Aufgaben:
1. Geben Sie aus dem Text zur Intensivstation des Alb-Donau-Klinikums den Abschnitt wieder, der bei „Alb-Donau Klinikum: Warum“ beginnt und bei „im Sommer sein.“ endet.
2. Wie viele Betten soll die Intensivstation laut dem Text zum Alb-Donau-Klinikum künftig haben?
3. Erklären Sie in ein bis drei Sätzen, warum die Intensivstation nach dem Text zum Alb-Donau-Klinikum ausgebaut wird.

Das Alb-Donau-Klinikum verdoppelt die Größe seiner Intensivstation: Anstatt sechs soll es zukünftig zwölf Betten geben, die Station wird dazu umgebaut und aufgestockt. Wie Pressesprecherin Daniela Rieker auf Nachfrage mitteilt, ist der Grund dafür die ausgesprochen gute Entwicklung der Einrichtung in den vergangenen Jahren.

Alb-Donau Klinikum: Warum wird die Intensivstation ausgebaut?

Unter anderem aufgrund der hohen Zahl an großen Bauchoperationen sei die Intensivstation immer wieder an ihre räumlichen Grenzen gekommen und musste sich beim Rettungsdienst abmelden. Insgesamt seien Intensivbetten mit Beatmungsmöglichkeit in der Region knapp.

Wie teuer wird der Umbau der Intensivstation in Blaubeuren?

Der Kreis wird die Investition zunächst aus eigener Kraft stemmen – Rieker kann die Kosten noch nicht beziffern und spricht von mehreren Millionen Euro. Eine Förderung durch das Land ist möglich. Der Baubeginn wird vermutlich im Sommer sein.

Angaben:
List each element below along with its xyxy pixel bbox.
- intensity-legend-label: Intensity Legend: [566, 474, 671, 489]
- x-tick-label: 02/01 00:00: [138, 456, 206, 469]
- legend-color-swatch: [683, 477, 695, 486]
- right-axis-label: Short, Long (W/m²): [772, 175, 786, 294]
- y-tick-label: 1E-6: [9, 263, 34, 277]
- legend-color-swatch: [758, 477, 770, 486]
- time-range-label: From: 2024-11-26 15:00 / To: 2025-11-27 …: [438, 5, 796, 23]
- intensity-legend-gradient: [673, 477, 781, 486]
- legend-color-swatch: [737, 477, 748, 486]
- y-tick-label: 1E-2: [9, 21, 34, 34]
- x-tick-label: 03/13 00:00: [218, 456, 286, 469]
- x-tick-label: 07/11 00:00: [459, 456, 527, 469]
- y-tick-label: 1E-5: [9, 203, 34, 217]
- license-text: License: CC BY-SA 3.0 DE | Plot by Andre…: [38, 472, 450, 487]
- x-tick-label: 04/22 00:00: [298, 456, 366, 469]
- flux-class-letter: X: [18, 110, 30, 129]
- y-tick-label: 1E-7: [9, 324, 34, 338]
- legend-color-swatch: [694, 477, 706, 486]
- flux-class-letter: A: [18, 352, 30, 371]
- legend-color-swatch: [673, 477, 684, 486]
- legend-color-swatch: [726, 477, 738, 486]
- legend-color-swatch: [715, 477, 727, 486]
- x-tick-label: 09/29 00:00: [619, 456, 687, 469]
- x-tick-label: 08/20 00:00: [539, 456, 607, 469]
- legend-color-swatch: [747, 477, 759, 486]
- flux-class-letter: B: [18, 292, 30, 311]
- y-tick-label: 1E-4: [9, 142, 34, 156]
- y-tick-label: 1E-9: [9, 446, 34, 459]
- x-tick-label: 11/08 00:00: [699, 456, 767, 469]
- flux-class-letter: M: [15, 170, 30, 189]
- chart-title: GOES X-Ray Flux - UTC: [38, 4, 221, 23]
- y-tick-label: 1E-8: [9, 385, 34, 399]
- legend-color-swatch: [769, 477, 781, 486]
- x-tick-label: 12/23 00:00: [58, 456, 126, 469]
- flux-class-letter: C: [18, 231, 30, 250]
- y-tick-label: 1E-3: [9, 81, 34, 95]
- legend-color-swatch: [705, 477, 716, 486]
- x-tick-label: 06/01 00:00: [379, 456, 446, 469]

Lösungen:
1.
Alb-Donau Klinikum: Warum wird die Intensivstation ausgebaut?

Unter anderem aufgrund der hohen Zahl an großen Bauchoperationen sei die Intensivstation immer wieder an ihre räumlichen Grenzen gekommen und musste sich beim Rettungsdienst abmelden. Insgesamt seien Intensivbetten mit Beatmungsmöglichkeit in der Region knapp.

Wie teuer wird der Umbau der Intensivstation in Blaubeuren?

Der Kreis wird die Investition zunächst aus eigener Kraft stemmen – Rieker kann die Kosten noch nicht beziffern und spricht von mehreren Millionen Euro. Eine Förderung durch das Land ist möglich. Der Baubeginn wird vermutlich im Sommer sein.

2. Zwölf Betten statt bisher sechs.

3. Die Pressesprecherin nennt als Grund die sehr gute Entwicklung der Einrichtung in den vergangenen Jahren. Unter anderem wegen der vielen großen Bauchoperationen kam die Station immer wieder an ihre räumlichen Grenzen und musste sich beim Rettungsdienst abmelden. Außerdem sind Intensivbetten mit Beatmungsmöglichkeit in der Region knapp.